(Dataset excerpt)
======

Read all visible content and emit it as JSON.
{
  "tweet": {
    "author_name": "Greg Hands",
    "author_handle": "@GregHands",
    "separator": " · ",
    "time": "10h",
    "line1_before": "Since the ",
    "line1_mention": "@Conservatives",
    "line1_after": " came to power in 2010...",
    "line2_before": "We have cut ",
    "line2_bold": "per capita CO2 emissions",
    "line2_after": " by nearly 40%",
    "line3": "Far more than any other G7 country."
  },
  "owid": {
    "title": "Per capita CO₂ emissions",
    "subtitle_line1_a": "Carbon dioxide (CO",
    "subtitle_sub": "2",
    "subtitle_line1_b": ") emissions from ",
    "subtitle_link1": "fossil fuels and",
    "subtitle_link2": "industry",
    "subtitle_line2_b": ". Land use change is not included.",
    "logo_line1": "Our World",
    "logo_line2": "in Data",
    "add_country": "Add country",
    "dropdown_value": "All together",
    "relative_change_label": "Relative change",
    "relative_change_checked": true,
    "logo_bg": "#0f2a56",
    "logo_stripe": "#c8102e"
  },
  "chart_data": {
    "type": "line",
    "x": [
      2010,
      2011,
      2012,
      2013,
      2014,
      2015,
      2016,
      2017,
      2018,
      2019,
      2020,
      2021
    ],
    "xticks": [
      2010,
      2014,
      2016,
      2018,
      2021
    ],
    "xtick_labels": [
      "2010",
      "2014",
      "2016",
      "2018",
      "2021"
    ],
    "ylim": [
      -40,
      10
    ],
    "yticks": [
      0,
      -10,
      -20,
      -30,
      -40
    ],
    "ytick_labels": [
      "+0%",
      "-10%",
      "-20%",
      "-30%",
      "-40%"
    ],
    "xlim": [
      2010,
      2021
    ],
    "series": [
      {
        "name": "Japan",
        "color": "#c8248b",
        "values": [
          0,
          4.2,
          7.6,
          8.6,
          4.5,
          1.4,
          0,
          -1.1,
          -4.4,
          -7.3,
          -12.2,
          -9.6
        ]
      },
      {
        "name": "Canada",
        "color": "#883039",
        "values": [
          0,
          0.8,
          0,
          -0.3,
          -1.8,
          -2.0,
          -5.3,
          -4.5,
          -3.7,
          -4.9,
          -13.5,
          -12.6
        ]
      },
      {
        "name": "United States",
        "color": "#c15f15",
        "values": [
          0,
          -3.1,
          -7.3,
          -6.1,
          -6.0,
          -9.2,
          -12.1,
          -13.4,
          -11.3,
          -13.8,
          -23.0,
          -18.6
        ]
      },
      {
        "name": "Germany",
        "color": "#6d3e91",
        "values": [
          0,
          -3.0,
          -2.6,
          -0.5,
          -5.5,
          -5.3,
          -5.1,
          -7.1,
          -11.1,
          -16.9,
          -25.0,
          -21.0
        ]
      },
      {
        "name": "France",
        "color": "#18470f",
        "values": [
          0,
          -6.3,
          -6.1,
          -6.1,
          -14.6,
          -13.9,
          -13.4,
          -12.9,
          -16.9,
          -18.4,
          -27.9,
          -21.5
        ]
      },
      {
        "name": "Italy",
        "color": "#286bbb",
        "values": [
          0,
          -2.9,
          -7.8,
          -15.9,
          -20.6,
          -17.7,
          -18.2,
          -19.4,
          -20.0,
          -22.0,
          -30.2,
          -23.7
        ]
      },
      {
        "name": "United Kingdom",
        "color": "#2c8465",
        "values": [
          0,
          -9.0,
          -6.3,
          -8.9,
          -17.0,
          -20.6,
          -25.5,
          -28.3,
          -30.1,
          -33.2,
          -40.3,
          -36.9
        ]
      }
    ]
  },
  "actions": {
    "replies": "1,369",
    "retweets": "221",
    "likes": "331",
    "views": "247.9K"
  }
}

======

# Aim of the exercise
Restate each record exactly as written.

# Result of this task
Read all visible content and emit it as JSON.
{
  "tweet": {
    "author_name": "Greg Hands",
    "author_handle": "@GregHands",
    "separator": " · ",
    "time": "10h",
    "line1_before": "Since the ",
    "line1_mention": "@Conservatives",
    "line1_after": " came to power in 2010...",
    "line2_before": "We have cut ",
    "line2_bold": "per capita CO2 emissions",
    "line2_after": " by nearly 40%",
    "line3": "Far more than any other G7 country."
  },
  "owid": {
    "title": "Per capita CO₂ emissions",
    "subtitle_line1_a": "Carbon dioxide (CO",
    "subtitle_sub": "2",
    "subtitle_line1_b": ") emissions from ",
    "subtitle_link1": "fossil fuels and",
    "subtitle_link2": "industry",
    "subtitle_line2_b": ". Land use change is not included.",
    "logo_line1": "Our World",
    "logo_line2": "in Data",
    "add_country": "Add country",
    "dropdown_value": "All together",
    "relative_change_label": "Relative change",
    "relative_change_checked": true,
    "logo_bg": "#0f2a56",
    "logo_stripe": "#c8102e"
  },
  "chart_data": {
    "type": "line",
    "x": [
      2010,
      2011,
      2012,
      2013,
      2014,
      2015,
      2016,
      2017,
      2018,
      2019,
      2020,
      2021
    ],
    "xticks": [
      2010,
      2014,
      2016,
      2018,
      2021
    ],
    "xtick_labels": [
      "2010",
      "2014",
      "2016",
      "2018",
      "2021"
    ],
    "ylim": [
      -40,
      10
    ],
    "yticks": [
      0,
      -10,
      -20,
      -30,
      -40
    ],
    "ytick_labels": [
      "+0%",
      "-10%",
      "-20%",
      "-30%",
      "-40%"
    ],
    "xlim": [
      2010,
      2021
    ],
    "series": [
      {
        "name": "Japan",
        "color": "#c8248b",
        "values": [
          0,
          4.2,
          7.6,
          8.6,
          4.5,
          1.4,
          0,
          -1.1,
          -4.4,
          -7.3,
          -12.2,
          -9.6
        ]
      },
      {
        "name": "Canada",
        "color": "#883039",
        "values": [
          0,
          0.8,
          0,
          -0.3,
          -1.8,
          -2.0,
          -5.3,
          -4.5,
          -3.7,
          -4.9,
          -13.5,
          -12.6
        ]
      },
      {
        "name": "United States",
        "color": "#c15f15",
        "values": [
          0,
          -3.1,
          -7.3,
          -6.1,
          -6.0,
          -9.2,
          -12.1,
          -13.4,
          -11.3,
          -13.8,
          -23.0,
          -18.6
        ]
      },
      {
        "name": "Germany",
        "color": "#6d3e91",
        "values": [
          0,
          -3.0,
          -2.6,
          -0.5,
          -5.5,
          -5.3,
          -5.1,
          -7.1,
          -11.1,
          -16.9,
          -25.0,
          -21.0
        ]
      },
      {
        "name": "France",
        "color": "#18470f",
        "values": [
          0,
          -6.3,
          -6.1,
          -6.1,
          -14.6,
          -13.9,
          -13.4,
          -12.9,
          -16.9,
          -18.4,
          -27.9,
          -21.5
        ]
      },
      {
        "name": "Italy",
        "color": "#286bbb",
        "values": [
          0,
          -2.9,
          -7.8,
          -15.9,
          -20.6,
          -17.7,
          -18.2,
          -19.4,
          -20.0,
          -22.0,
          -30.2,
          -23.7
        ]
      },
      {
        "name": "United Kingdom",
        "color": "#2c8465",
        "values": [
          0,
          -9.0,
          -6.3,
          -8.9,
          -17.0,
          -20.6,
          -25.5,
          -28.3,
          -30.1,
          -33.2,
          -40.3,
          -36.9
        ]
      }
    ]
  },
  "actions": {
    "replies": "1,369",
    "retweets": "221",
    "likes": "331",
    "views": "247.9K"
  }
}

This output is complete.